- [Work to do]:
Check every line of the entries that follow, and copy the ones containing "from".
-- begin Dataset content --
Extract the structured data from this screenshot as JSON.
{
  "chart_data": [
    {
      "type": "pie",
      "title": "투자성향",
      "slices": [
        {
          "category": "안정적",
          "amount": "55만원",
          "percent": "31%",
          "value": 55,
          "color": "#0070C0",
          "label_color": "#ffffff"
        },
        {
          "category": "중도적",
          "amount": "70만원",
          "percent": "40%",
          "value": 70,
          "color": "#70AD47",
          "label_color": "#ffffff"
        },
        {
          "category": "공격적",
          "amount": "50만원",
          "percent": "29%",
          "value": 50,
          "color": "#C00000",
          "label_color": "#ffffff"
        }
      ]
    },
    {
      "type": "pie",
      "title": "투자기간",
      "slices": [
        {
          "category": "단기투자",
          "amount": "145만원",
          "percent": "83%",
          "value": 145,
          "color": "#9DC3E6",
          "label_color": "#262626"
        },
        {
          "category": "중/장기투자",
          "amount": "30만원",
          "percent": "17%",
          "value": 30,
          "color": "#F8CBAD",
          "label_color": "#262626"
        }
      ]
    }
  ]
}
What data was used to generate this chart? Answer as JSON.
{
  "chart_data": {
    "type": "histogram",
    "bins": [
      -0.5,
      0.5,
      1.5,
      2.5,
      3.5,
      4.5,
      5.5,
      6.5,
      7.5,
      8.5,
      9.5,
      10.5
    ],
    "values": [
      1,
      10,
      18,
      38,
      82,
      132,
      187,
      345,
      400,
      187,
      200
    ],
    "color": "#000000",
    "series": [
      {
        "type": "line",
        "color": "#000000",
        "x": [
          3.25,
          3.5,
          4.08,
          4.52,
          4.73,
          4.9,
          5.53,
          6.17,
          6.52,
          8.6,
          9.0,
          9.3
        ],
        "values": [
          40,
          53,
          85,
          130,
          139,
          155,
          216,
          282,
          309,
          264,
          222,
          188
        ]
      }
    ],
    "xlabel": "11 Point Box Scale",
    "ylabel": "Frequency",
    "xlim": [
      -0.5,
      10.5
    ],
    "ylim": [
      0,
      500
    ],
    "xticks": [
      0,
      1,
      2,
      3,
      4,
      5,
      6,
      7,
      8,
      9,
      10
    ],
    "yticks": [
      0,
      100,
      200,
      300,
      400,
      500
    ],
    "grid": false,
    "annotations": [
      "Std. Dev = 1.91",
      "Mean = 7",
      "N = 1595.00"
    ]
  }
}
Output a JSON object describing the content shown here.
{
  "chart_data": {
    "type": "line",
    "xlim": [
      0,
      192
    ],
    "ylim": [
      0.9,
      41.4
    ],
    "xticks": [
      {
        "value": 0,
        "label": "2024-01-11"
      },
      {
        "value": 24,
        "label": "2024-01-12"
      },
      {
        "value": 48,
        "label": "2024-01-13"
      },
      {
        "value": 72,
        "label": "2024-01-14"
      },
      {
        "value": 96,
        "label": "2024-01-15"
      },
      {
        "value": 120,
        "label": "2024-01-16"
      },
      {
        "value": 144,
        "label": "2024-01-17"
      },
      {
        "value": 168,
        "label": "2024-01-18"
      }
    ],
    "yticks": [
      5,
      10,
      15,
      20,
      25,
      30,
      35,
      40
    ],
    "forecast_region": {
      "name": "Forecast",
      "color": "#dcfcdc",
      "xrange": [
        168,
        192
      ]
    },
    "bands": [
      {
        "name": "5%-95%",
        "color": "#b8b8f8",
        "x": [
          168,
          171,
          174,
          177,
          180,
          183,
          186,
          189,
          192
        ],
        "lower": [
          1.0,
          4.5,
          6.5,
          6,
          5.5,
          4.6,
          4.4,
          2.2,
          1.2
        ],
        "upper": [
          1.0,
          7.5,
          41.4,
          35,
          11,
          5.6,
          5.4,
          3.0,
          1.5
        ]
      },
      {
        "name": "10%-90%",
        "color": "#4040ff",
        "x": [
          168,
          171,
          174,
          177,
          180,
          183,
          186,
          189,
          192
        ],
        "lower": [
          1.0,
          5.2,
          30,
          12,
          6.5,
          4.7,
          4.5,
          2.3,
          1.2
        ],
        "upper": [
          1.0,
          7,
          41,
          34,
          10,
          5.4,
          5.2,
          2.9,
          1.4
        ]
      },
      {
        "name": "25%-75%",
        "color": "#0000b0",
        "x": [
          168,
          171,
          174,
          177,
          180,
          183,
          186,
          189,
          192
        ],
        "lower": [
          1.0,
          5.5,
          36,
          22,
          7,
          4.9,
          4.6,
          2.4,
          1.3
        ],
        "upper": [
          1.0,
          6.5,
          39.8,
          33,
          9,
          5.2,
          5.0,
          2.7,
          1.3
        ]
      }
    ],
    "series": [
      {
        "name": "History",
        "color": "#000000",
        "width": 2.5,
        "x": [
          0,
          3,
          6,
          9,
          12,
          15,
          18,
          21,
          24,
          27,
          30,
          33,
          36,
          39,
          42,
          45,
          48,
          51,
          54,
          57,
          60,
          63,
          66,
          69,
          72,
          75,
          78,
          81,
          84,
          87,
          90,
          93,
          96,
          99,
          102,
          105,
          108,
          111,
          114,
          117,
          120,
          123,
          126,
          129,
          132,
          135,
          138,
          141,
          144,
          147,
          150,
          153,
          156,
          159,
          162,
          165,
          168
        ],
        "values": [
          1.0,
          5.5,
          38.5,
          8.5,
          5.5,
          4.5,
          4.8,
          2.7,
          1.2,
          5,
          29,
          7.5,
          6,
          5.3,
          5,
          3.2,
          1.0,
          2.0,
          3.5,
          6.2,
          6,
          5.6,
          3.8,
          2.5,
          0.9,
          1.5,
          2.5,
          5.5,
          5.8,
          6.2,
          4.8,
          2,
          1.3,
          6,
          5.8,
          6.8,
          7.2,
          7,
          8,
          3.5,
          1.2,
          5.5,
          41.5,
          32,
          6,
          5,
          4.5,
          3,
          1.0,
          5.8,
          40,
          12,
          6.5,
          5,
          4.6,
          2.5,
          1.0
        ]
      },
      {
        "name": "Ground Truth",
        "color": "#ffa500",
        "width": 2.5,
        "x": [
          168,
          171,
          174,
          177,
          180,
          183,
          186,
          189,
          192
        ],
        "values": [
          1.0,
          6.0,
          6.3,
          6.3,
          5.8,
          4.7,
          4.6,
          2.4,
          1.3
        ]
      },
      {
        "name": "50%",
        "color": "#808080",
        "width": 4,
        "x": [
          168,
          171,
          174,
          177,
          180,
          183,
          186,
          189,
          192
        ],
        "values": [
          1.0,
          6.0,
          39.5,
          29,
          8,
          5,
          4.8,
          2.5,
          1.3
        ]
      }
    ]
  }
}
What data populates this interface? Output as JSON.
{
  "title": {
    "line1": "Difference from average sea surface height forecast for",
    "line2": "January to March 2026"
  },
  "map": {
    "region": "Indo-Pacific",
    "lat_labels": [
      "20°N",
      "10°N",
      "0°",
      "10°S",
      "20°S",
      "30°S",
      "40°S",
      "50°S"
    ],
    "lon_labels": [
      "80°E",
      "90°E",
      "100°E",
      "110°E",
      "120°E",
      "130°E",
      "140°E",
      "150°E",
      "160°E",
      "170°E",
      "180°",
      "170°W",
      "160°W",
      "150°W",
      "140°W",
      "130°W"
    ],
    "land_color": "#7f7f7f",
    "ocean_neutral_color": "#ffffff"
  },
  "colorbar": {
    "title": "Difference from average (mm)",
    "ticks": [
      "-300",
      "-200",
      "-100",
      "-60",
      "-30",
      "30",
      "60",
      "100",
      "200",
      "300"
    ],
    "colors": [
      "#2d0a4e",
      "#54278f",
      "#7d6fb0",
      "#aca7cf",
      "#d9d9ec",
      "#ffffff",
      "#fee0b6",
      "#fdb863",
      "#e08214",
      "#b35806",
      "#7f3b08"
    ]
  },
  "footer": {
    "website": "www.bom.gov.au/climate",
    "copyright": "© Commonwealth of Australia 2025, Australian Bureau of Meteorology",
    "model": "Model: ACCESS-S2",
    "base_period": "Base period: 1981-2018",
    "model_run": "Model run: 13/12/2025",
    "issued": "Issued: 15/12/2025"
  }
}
-- end Dataset content --
- [Exercise output]:
Extract the structured data from this screenshot as JSON.
    "line1": "Difference from average sea surface height forecast for",
    "title": "Difference from average (mm)",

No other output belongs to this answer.